**What is required:**
Write out the data again exactly, skipping every picture.

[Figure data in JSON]
········

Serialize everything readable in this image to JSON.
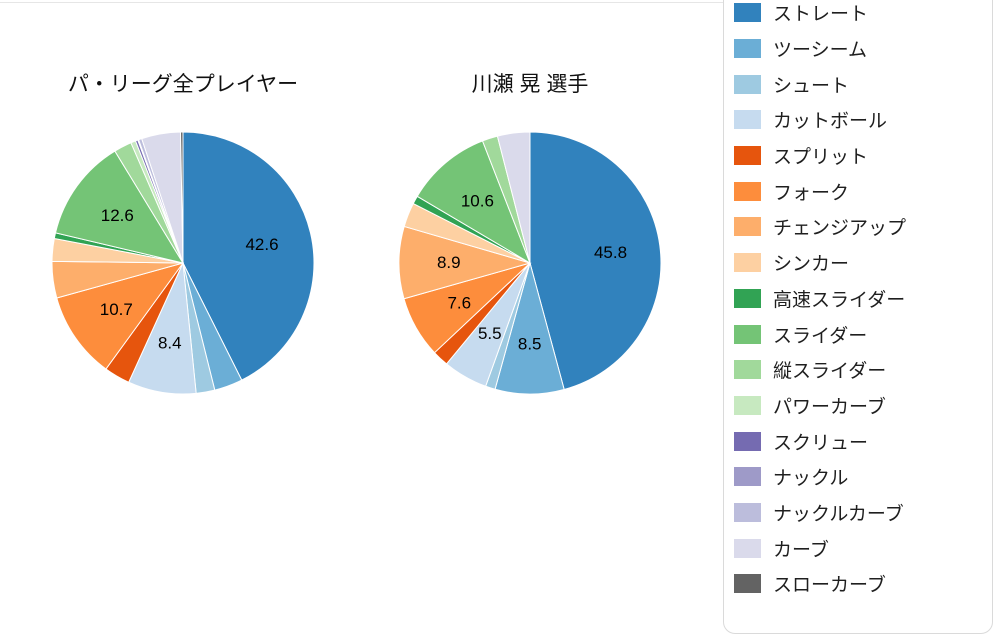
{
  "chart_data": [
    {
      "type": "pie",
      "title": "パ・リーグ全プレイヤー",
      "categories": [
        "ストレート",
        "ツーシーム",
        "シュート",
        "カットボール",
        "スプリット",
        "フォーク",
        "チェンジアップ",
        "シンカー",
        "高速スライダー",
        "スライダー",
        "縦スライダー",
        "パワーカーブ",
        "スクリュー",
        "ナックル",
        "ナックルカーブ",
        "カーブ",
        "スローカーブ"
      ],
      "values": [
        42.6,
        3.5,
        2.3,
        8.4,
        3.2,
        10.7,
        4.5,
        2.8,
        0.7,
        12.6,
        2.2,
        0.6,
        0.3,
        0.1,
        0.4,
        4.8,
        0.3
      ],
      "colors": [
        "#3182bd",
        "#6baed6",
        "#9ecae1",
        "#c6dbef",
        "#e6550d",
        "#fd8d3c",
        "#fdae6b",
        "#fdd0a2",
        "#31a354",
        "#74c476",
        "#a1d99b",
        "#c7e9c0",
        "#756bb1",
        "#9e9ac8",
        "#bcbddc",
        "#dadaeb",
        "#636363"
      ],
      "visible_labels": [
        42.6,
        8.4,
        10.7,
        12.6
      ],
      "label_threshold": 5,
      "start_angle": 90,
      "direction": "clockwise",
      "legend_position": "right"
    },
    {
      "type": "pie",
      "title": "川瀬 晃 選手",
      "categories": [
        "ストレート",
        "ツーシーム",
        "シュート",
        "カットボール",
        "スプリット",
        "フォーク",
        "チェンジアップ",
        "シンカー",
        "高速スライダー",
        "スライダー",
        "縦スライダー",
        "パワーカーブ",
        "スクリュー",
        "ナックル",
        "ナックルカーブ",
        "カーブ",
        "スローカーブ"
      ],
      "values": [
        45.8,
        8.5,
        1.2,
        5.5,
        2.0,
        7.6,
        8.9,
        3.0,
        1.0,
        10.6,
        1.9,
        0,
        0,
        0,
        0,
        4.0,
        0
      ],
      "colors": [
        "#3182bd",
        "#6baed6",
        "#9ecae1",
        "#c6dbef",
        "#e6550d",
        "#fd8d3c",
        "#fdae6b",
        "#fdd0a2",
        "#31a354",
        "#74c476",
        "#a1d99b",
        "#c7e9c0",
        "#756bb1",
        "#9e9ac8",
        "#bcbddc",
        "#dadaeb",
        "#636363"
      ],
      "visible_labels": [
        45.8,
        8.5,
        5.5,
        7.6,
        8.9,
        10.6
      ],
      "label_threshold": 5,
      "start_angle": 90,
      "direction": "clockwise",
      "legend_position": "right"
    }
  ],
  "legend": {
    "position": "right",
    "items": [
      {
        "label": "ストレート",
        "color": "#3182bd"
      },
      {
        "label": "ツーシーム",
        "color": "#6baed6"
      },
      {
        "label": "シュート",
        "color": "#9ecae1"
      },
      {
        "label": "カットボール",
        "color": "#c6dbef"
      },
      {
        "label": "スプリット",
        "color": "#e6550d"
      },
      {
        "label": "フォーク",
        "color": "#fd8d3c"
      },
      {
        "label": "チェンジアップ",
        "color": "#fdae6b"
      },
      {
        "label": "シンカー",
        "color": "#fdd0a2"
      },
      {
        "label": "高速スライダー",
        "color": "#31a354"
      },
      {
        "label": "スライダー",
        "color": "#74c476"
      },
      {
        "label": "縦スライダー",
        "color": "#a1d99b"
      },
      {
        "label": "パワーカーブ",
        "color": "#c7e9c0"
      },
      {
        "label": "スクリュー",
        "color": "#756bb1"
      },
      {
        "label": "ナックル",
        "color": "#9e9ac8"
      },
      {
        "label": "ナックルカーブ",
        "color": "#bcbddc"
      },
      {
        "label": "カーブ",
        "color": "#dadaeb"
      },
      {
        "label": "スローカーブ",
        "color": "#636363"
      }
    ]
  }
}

········

**Expected answer:**
Serialize everything readable in this image to JSON.
{
  "chart_data": [
    {
      "type": "pie",
      "title": "パ・リーグ全プレイヤー",
      "categories": [
        "ストレート",
        "ツーシーム",
        "シュート",
        "カットボール",
        "スプリット",
        "フォーク",
        "チェンジアップ",
        "シンカー",
        "高速スライダー",
        "スライダー",
        "縦スライダー",
        "パワーカーブ",
        "スクリュー",
        "ナックル",
        "ナックルカーブ",
        "カーブ",
        "スローカーブ"
      ],
      "values": [
        42.6,
        3.5,
        2.3,
        8.4,
        3.2,
        10.7,
        4.5,
        2.8,
        0.7,
        12.6,
        2.2,
        0.6,
        0.3,
        0.1,
        0.4,
        4.8,
        0.3
      ],
      "colors": [
        "#3182bd",
        "#6baed6",
        "#9ecae1",
        "#c6dbef",
        "#e6550d",
        "#fd8d3c",
        "#fdae6b",
        "#fdd0a2",
        "#31a354",
        "#74c476",
        "#a1d99b",
        "#c7e9c0",
        "#756bb1",
        "#9e9ac8",
        "#bcbddc",
        "#dadaeb",
        "#636363"
      ],
      "visible_labels": [
        42.6,
        8.4,
        10.7,
        12.6
      ],
      "label_threshold": 5,
      "start_angle": 90,
      "direction": "clockwise",
      "legend_position": "right"
    },
    {
      "type": "pie",
      "title": "川瀬 晃 選手",
      "categories": [
        "ストレート",
        "ツーシーム",
        "シュート",
        "カットボール",
        "スプリット",
        "フォーク",
        "チェンジアップ",
        "シンカー",
        "高速スライダー",
        "スライダー",
        "縦スライダー",
        "パワーカーブ",
        "スクリュー",
        "ナックル",
        "ナックルカーブ",
        "カーブ",
        "スローカーブ"
      ],
      "values": [
        45.8,
        8.5,
        1.2,
        5.5,
        2.0,
        7.6,
        8.9,
        3.0,
        1.0,
        10.6,
        1.9,
        0,
        0,
        0,
        0,
        4.0,
        0
      ],
      "colors": [
        "#3182bd",
        "#6baed6",
        "#9ecae1",
        "#c6dbef",
        "#e6550d",
        "#fd8d3c",
        "#fdae6b",
        "#fdd0a2",
        "#31a354",
        "#74c476",
        "#a1d99b",
        "#c7e9c0",
        "#756bb1",
        "#9e9ac8",
        "#bcbddc",
        "#dadaeb",
        "#636363"
      ],
      "visible_labels": [
        45.8,
        8.5,
        5.5,
        7.6,
        8.9,
        10.6
      ],
      "label_threshold": 5,
      "start_angle": 90,
      "direction": "clockwise",
      "legend_position": "right"
    }
  ],
  "legend": {
    "position": "right",
    "items": [
      {
        "label": "ストレート",
        "color": "#3182bd"
      },
      {
        "label": "ツーシーム",
        "color": "#6baed6"
      },
      {
        "label": "シュート",
        "color": "#9ecae1"
      },
      {
        "label": "カットボール",
        "color": "#c6dbef"
      },
      {
        "label": "スプリット",
        "color": "#e6550d"
      },
      {
        "label": "フォーク",
        "color": "#fd8d3c"
      },
      {
        "label": "チェンジアップ",
        "color": "#fdae6b"
      },
      {
        "label": "シンカー",
        "color": "#fdd0a2"
      },
      {
        "label": "高速スライダー",
        "color": "#31a354"
      },
      {
        "label": "スライダー",
        "color": "#74c476"
      },
      {
        "label": "縦スライダー",
        "color": "#a1d99b"
      },
      {
        "label": "パワーカーブ",
        "color": "#c7e9c0"
      },
      {
        "label": "スクリュー",
        "color": "#756bb1"
      },
      {
        "label": "ナックル",
        "color": "#9e9ac8"
      },
      {
        "label": "ナックルカーブ",
        "color": "#bcbddc"
      },
      {
        "label": "カーブ",
        "color": "#dadaeb"
      },
      {
        "label": "スローカーブ",
        "color": "#636363"
      }
    ]
  }
}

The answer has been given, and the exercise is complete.